# Request
Look for the string "TASA" in every line, and copy each line that has it.

Records contained in a dataset:
┌──
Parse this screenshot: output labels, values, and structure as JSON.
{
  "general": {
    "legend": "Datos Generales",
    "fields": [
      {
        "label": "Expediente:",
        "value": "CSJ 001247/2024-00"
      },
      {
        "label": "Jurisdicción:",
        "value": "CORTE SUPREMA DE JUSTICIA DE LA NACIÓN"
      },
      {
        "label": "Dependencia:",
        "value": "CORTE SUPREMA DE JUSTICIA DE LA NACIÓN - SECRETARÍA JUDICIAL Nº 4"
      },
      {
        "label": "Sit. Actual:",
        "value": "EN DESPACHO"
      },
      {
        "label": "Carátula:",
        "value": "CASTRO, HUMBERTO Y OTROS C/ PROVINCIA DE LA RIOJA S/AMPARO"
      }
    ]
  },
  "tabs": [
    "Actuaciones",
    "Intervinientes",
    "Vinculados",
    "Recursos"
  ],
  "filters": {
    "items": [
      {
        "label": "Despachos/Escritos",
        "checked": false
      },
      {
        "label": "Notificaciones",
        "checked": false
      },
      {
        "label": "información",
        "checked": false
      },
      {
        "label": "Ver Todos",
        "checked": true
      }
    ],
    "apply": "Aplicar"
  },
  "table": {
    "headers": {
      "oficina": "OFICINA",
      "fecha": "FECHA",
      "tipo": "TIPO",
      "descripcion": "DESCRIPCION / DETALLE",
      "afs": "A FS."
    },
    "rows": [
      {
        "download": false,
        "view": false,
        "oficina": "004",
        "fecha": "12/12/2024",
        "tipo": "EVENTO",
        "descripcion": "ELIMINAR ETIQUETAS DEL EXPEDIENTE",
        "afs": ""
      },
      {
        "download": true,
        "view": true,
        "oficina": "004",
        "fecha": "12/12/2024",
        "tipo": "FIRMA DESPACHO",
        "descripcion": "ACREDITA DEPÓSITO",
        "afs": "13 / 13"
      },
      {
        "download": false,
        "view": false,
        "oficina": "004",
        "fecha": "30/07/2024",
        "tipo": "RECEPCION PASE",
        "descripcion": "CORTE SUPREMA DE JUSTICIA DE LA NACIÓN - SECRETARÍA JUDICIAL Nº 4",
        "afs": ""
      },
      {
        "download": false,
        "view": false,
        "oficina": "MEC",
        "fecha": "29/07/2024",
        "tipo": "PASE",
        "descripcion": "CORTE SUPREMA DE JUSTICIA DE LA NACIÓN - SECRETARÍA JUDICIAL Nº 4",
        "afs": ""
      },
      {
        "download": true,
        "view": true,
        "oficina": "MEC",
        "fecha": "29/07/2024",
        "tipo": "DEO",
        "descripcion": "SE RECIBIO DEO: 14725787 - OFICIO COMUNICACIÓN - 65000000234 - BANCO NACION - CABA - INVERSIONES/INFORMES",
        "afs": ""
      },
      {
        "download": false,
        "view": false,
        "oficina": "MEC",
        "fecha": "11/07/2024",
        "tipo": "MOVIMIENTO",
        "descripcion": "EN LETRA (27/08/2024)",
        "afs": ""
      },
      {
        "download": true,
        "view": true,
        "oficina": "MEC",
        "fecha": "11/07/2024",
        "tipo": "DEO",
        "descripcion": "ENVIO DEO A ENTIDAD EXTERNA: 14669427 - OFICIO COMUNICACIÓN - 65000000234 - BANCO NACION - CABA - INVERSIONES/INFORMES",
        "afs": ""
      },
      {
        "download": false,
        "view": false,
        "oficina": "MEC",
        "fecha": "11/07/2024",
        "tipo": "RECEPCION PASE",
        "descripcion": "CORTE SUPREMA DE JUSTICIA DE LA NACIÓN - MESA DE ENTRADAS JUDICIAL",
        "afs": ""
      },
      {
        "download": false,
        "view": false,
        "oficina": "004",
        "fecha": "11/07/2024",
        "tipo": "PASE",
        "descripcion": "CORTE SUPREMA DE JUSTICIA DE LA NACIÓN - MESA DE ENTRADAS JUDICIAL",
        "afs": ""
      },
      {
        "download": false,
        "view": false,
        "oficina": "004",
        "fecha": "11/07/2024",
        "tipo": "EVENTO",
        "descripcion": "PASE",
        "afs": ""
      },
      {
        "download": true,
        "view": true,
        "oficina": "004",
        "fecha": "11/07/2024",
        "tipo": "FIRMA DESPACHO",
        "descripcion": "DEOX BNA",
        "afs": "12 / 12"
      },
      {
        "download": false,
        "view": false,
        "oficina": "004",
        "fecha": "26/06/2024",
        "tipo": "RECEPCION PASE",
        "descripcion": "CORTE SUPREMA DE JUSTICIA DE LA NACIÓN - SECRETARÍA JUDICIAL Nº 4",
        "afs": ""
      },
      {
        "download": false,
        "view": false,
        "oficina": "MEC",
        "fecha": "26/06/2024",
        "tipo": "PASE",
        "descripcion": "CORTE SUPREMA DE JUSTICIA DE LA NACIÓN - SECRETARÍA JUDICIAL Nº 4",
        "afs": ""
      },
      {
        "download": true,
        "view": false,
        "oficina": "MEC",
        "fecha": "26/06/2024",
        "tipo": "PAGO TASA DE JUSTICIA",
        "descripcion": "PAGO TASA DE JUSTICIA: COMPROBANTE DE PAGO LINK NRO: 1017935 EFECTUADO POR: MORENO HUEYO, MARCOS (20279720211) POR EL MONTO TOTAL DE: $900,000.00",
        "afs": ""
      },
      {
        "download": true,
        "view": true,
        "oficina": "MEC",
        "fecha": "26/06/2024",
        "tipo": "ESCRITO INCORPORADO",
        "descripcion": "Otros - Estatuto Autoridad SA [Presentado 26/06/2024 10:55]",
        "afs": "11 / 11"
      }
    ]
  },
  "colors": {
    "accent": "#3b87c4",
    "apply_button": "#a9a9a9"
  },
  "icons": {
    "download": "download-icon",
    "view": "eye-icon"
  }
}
└──
# Exercise solution
        "tipo": "PAGO TASA DE JUSTICIA",
        "descripcion": "PAGO TASA DE JUSTICIA: COMPROBANTE DE PAGO LINK NRO: 1017935 EFECTUADO POR: MORENO HUEYO, MARCOS (20279720211) POR EL MONTO TOTAL DE: $900,000.00",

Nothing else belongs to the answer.